• GOAL: Go through the lines below and copy each one that holds the string "data".

• EXTRACTED MATERIAL:
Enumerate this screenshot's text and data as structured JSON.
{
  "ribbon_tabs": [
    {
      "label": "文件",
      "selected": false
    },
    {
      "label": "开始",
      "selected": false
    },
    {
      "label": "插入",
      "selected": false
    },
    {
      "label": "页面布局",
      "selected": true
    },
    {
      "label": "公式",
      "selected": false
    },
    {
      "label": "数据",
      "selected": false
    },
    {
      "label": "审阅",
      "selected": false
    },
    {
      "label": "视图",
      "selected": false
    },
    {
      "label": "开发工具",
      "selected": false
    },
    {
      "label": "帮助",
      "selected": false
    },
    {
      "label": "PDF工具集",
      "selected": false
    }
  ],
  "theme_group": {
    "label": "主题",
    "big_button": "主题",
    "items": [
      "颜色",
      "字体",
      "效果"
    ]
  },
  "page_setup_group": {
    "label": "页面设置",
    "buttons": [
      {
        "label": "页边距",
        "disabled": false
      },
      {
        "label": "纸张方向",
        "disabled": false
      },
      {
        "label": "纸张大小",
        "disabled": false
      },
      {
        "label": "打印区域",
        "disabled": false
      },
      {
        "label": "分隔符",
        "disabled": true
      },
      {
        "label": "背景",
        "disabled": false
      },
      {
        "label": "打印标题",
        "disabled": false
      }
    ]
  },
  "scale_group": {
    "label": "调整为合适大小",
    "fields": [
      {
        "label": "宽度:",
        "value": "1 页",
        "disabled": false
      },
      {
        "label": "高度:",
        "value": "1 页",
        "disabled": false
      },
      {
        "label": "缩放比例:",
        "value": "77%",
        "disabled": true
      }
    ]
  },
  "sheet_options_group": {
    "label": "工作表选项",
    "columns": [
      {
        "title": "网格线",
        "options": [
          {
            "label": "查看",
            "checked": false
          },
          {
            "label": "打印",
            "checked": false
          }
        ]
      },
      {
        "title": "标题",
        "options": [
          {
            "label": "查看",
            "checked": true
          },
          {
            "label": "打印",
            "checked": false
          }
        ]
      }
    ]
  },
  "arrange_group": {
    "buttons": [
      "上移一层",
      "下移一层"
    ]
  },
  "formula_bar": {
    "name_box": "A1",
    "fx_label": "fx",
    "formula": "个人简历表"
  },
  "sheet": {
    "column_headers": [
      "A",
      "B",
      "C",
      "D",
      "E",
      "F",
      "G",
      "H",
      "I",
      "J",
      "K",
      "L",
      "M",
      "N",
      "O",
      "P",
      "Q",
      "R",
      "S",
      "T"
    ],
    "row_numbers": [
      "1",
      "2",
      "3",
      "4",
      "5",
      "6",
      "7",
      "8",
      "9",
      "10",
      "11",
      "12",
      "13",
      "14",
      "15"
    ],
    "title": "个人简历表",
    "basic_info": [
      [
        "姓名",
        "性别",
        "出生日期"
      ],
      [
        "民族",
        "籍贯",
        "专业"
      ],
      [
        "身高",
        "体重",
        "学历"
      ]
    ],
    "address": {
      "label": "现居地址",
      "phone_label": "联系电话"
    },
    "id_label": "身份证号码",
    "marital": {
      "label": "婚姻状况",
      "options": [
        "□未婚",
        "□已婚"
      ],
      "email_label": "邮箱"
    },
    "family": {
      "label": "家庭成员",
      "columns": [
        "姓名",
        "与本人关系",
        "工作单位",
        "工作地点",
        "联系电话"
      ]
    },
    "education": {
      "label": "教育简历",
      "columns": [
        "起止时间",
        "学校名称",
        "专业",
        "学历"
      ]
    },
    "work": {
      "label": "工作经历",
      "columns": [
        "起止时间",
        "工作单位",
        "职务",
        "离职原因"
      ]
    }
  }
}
* * *
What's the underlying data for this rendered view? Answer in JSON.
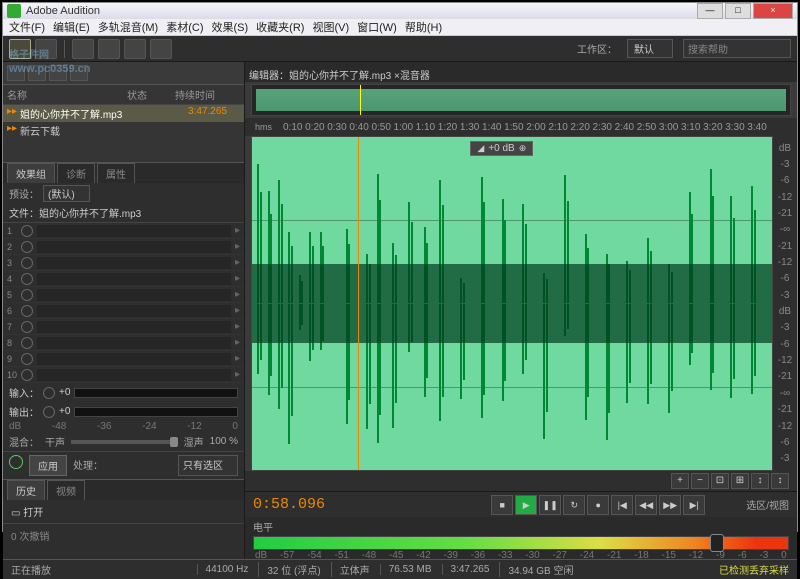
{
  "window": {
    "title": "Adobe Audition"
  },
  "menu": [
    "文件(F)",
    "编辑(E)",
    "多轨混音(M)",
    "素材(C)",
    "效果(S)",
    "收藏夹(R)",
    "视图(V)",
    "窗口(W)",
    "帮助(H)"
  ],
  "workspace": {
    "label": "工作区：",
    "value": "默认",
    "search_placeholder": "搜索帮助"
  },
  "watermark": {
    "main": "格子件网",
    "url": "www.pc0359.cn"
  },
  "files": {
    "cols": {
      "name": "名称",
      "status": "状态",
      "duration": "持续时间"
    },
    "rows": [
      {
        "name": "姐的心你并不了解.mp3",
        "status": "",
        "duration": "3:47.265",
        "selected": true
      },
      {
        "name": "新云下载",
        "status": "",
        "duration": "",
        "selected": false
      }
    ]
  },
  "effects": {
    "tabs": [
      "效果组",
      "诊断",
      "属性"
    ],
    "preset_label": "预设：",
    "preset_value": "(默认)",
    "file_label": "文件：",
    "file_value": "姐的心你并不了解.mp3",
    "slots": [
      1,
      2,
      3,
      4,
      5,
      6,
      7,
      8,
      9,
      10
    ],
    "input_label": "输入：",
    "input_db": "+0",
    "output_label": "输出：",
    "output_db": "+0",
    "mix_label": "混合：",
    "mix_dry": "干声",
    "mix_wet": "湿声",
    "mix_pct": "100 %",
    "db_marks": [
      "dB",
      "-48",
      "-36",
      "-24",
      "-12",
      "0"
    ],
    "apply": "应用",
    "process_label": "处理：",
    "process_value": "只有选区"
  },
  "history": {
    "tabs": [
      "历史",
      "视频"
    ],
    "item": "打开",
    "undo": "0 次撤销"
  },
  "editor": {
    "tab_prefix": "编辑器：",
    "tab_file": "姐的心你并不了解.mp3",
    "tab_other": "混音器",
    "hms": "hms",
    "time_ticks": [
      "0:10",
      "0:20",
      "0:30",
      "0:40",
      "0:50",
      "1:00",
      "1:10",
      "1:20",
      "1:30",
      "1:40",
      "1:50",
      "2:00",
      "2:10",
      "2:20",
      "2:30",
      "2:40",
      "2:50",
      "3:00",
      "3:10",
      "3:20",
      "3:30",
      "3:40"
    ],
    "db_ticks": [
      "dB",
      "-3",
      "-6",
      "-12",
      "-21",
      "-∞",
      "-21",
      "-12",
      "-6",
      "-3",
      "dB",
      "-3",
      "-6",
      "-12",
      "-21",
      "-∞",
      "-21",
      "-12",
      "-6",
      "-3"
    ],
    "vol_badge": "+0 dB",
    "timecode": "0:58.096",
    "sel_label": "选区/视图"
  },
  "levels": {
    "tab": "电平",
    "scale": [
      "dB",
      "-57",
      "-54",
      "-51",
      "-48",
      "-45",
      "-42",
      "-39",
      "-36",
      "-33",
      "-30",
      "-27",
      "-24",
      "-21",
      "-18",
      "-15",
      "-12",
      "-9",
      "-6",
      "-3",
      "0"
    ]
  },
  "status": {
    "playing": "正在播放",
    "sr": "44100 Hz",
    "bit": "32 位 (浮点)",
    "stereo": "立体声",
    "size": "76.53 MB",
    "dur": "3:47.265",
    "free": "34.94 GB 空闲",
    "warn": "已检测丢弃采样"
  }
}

• OUTPUT OF THE EXERCISE:
Enumerate this screenshot's text and data as structured JSON.
What's the underlying data for this rendered view? Answer in JSON.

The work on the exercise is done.